**Aim of the exercise**. From the listing below, copy every line with the word "value".

-------- Stored records --------

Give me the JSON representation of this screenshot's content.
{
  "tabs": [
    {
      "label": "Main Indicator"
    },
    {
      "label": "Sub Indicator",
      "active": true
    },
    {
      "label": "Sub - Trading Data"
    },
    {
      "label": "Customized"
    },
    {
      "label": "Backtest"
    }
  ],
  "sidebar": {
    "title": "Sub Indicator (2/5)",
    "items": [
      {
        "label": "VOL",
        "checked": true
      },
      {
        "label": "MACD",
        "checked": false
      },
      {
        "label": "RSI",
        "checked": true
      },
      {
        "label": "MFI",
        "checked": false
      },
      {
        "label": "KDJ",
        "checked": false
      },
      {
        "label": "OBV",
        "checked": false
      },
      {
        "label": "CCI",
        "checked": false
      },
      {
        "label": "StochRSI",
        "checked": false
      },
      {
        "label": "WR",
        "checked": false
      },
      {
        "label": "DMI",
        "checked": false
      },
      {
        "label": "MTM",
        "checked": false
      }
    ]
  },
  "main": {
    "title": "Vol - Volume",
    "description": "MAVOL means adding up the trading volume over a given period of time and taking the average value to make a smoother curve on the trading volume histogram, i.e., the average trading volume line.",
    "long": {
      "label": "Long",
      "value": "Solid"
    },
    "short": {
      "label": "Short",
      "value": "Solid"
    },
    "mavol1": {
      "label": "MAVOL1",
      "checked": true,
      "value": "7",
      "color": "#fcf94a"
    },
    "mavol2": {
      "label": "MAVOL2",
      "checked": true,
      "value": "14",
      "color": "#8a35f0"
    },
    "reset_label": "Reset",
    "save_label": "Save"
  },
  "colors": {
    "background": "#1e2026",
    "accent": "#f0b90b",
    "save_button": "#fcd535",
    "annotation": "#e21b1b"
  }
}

--------

**Written reply**.
    "description": "MAVOL means adding up the trading volume over a given period of time and taking the average value to make a smoother curve on the trading volume histogram, i.e., the average trading volume line.",
      "value": "Solid"
      "value": "Solid"
      "value": "7",
      "value": "14",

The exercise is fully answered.